## What the exercise asks
With the pictures left out, write out exactly the lines from the one containing "Extract the structured" through the end.

··· Data supplied ···

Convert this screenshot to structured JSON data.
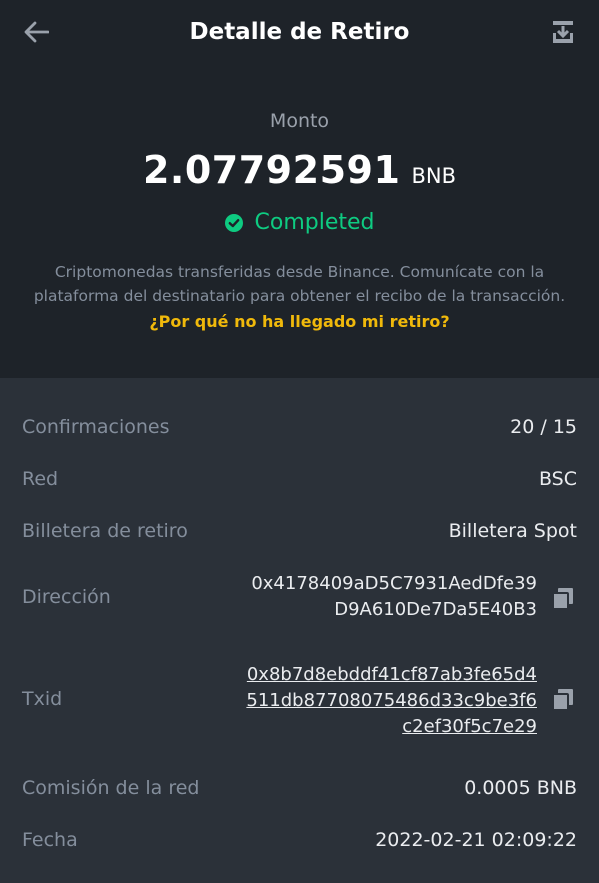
{
  "header": {
    "title": "Detalle de Retiro",
    "back_icon": "arrow-left-icon",
    "download_icon": "download-icon"
  },
  "summary": {
    "amount_label": "Monto",
    "amount": "2.07792591",
    "unit": "BNB",
    "status": "Completed",
    "status_icon": "check-circle-icon",
    "notice": "Criptomonedas transferidas desde Binance. Comunícate con la plataforma del destinatario para obtener el recibo de la transacción.",
    "help_link": "¿Por qué no ha llegado mi retiro?"
  },
  "details": {
    "confirmations": {
      "label": "Confirmaciones",
      "value": "20 / 15"
    },
    "network": {
      "label": "Red",
      "value": "BSC"
    },
    "wallet": {
      "label": "Billetera de retiro",
      "value": "Billetera Spot"
    },
    "address": {
      "label": "Dirección",
      "lines": [
        "0x4178409aD5C7931AedDfe39",
        "D9A610De7Da5E40B3"
      ]
    },
    "txid": {
      "label": "Txid",
      "lines": [
        "0x8b7d8ebddf41cf87ab3fe65d4",
        "511db87708075486d33c9be3f6",
        "c2ef30f5c7e29"
      ]
    },
    "fee": {
      "label": "Comisión de la red",
      "value": "0.0005 BNB"
    },
    "date": {
      "label": "Fecha",
      "value": "2022-02-21 02:09:22"
    }
  },
  "colors": {
    "top_background": "#1e2329",
    "bottom_background": "#2b3139",
    "accent_yellow": "#f0b90b",
    "success_green": "#0ecb81"
  }
}
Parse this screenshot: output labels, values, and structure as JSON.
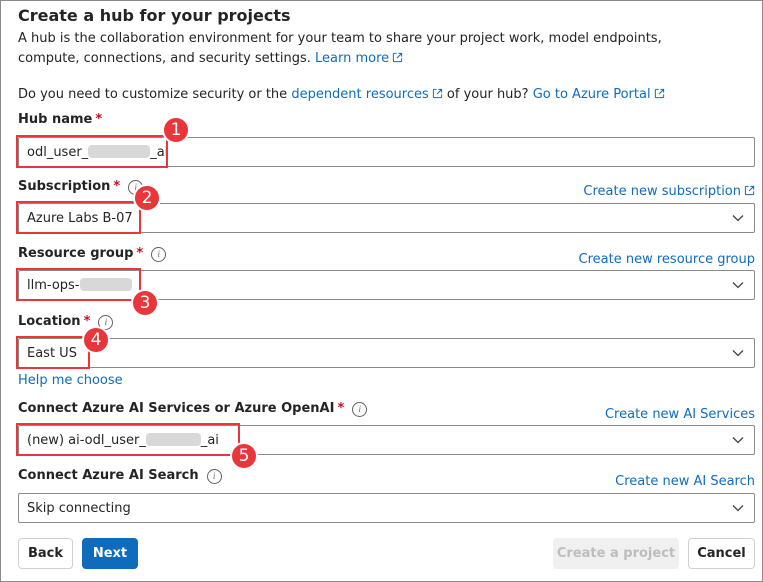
{
  "header": {
    "title": "Create a hub for your projects",
    "description": "A hub is the collaboration environment for your team to share your project work, model endpoints, compute, connections, and security settings.",
    "learn_more": "Learn more"
  },
  "customize": {
    "prefix": "Do you need to customize security or the",
    "dependent_link": "dependent resources",
    "middle": "of your hub?",
    "portal_link": "Go to Azure Portal"
  },
  "form": {
    "hub_name": {
      "label": "Hub name",
      "required": "*",
      "value_prefix": "odl_user_",
      "value_suffix": "_ai",
      "callout": "1"
    },
    "subscription": {
      "label": "Subscription",
      "required": "*",
      "create_link": "Create new subscription",
      "value": "Azure Labs B-07",
      "callout": "2"
    },
    "resource_group": {
      "label": "Resource group",
      "required": "*",
      "create_link": "Create new resource group",
      "value_prefix": "llm-ops-",
      "callout": "3"
    },
    "location": {
      "label": "Location",
      "required": "*",
      "value": "East US",
      "help_link": "Help me choose",
      "callout": "4"
    },
    "ai_services": {
      "label": "Connect Azure AI Services or Azure OpenAI",
      "required": "*",
      "create_link": "Create new AI Services",
      "value_prefix": "(new) ai-odl_user_",
      "value_suffix": "_ai",
      "callout": "5"
    },
    "ai_search": {
      "label": "Connect Azure AI Search",
      "create_link": "Create new AI Search",
      "value": "Skip connecting"
    }
  },
  "footer": {
    "back": "Back",
    "next": "Next",
    "create": "Create a project",
    "cancel": "Cancel"
  },
  "colors": {
    "link": "#0f6cbd",
    "primary_button": "#0f6cbd",
    "callout_red": "#e8363b",
    "required_star": "#c50f1f"
  }
}
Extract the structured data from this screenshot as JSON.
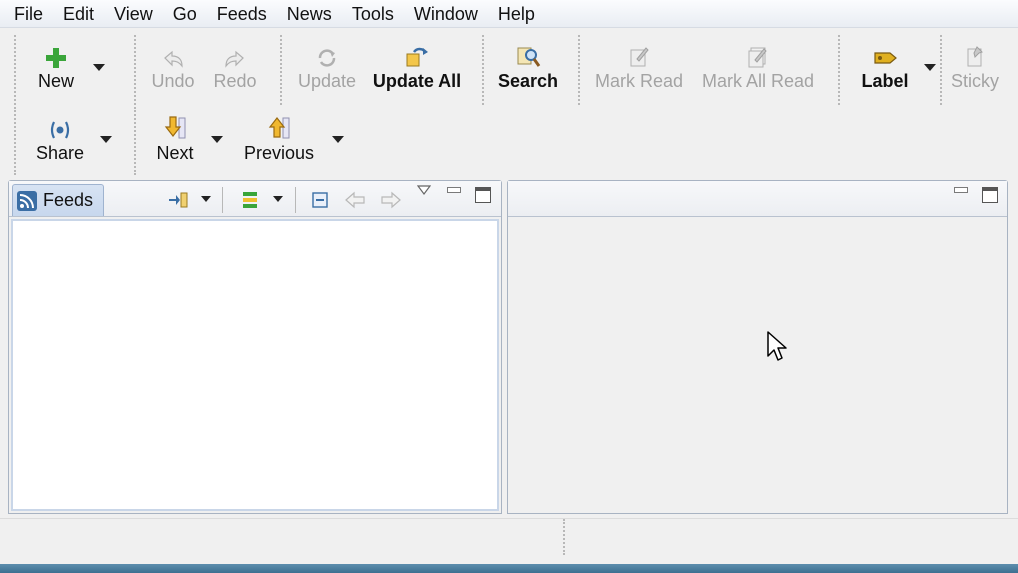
{
  "menubar": {
    "items": [
      "File",
      "Edit",
      "View",
      "Go",
      "Feeds",
      "News",
      "Tools",
      "Window",
      "Help"
    ]
  },
  "toolbar": {
    "new": "New",
    "undo": "Undo",
    "redo": "Redo",
    "update": "Update",
    "update_all": "Update All",
    "search": "Search",
    "mark_read": "Mark Read",
    "mark_all_read": "Mark All Read",
    "label": "Label",
    "sticky": "Sticky",
    "share": "Share",
    "next": "Next",
    "previous": "Previous"
  },
  "feeds_panel": {
    "tab_label": "Feeds"
  },
  "colors": {
    "disabled_text": "#a3a3a3",
    "accent_blue": "#3a6ea5",
    "new_green": "#3aa53a",
    "label_yellow": "#e0b020"
  }
}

···

## Task solution
Extract the structured data from this screenshot as JSON.
{
  "menubar": {
    "items": [
      "File",
      "Edit",
      "View",
      "Go",
      "Feeds",
      "News",
      "Tools",
      "Window",
      "Help"
    ]
  },
  "toolbar": {
    "new": "New",
    "undo": "Undo",
    "redo": "Redo",
    "update": "Update",
    "update_all": "Update All",
    "search": "Search",
    "mark_read": "Mark Read",
    "mark_all_read": "Mark All Read",
    "label": "Label",
    "sticky": "Sticky",
    "share": "Share",
    "next": "Next",
    "previous": "Previous"
  },
  "feeds_panel": {
    "tab_label": "Feeds"
  },
  "colors": {
    "disabled_text": "#a3a3a3",
    "accent_blue": "#3a6ea5",
    "new_green": "#3aa53a",
    "label_yellow": "#e0b020"
  }
}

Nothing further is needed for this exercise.